• **Selected passage**:
┄┄┄┄┄┄

# RMC French Language Question



## Evan_D (12 Jan 2011)

Hello, i am currently in grade 11 and am considering applying to RMC. I know that being fluent in French is a requirement and RMC is bilingual. I am currently going to graduate from High School in BC in French Immersion. I know that this make me officially bilingual in the Gov eyes. The recruiter that i spoke to said that i would not need to take French language proficiency (if i proved that i was competent)  and could try apply as French applicant and take courses in English once entering.  My two question are do French applicants have a better percentage (he said he would try to find answer but has not responded) and is this unethical. Thanks for the help


----------



## Lumber (14 Jan 2011)

Evan_D said:
			
		

> I know that being fluent in French is a requirement and RMC is bilingual.



1. Being fluent in French is NOT a requirement. Many of the people I attended RMC with couldn't speak French to save their lives when they entered in first year. No matter how bilingual you are, you have to take the proficiency test and get yourself a second language profile, which rates your second language proficiency in the categories of "reading, writing, and oral". The levels of proficiency in each category which you can achieve (from lowest to highest) are X - A - B - C - E. If you took a test in your native language, you would get E-E-E, most people who only did core French in school would probably get a mix of X's and A's. To achieve "officially bilingual" status and succeed in the "bilingual" component of RMC, you need to get at least a B-B-B profile.

2. RMC is bilingual. Officially yes. In practice, only half true. Yes, they offer courses in both English and French, and they divide the semesters into French weeks and English weeks. During French weeks, you are suppose to do all correspondence and official business (including talking to Sqn/Div comds) in French. If you are a student commander (Top 4, Cadet Sqn Commander, Cadet Section Commander, etc) you are technically suppose to talk to all of your subordinates in French. However, this.. never.. happens (periods added for emphasis). 



			
				Evan_D said:
			
		

> The recruiter that I spoke to said that i would not need to take French language proficiency (if i proved that i was competent)  and could try apply as French applicant and take courses in English once entering.  My two question are do French applicants have a better percentage (he said he would try to find answer but has not responded) and is this unethical. Thanks for the help



3. You have an official "first language" and an official "second language" at RMC, and you are allowed (and in fact, encouraged) to take classes in your second language. If you enroll claiming French as your "first language" (which clearly, it isn't), and then take all your courses in English, I believe this would be unethical, but that just MHO.

Cheers.


----------



## Evan_D (16 Jan 2011)

Thanks that clears it up. I speak English at home but do science and socials at school in French... just curious.   Thanks for the help


----------



## wannabe SF member (20 Jan 2011)

┄┄┄┄┄┄

• **Dataset entries**:
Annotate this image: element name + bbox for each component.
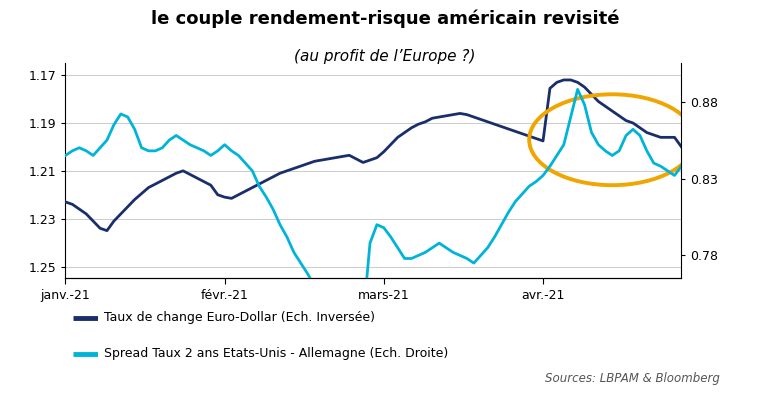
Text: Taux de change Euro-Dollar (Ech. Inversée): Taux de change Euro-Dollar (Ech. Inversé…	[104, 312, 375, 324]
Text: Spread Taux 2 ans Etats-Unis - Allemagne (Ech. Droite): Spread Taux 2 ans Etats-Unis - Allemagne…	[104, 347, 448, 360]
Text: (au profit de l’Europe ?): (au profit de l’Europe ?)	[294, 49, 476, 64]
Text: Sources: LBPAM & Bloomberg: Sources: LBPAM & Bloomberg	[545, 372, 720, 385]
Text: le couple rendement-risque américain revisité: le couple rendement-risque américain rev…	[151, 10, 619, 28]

┄┄┄┄┄┄

• **Problem set**:
1. Answer these questions about the RMC forum thread:
(a) What grade is Evan_D in?
(b) What are the second language proficiency levels, from lowest to highest?
(c) What is the minimum profile needed for "officially bilingual" status?
2. Express the entries from the line with "Text: Taux de" up to and including the line with "Text: (au profit" as a Markdown table with the columns Num and Content, one row per line, skipping blank lines.
The RMC forum thread and the entries are unrelated material.

• **Answers in order**:
1.
(a) Grade 11
(b) X - A - B - C - E
(c) B-B-B

2.
| Num | Content |
|---|---|
| 1 | Text: Taux de change Euro-Dollar (Ech. Inversée): Taux de change Euro-Dollar (Ech. Inversé…	[104, 312, 375, 324] |
| 2 | Text: Spread Taux 2 ans Etats-Unis - Allemagne (Ech. Droite): Spread Taux 2 ans Etats-Unis - Allemagne…	[104, 347, 448, 360] |
| 3 | Text: (au profit de l’Europe ?): (au profit de l’Europe ?)	[294, 49, 476, 64] |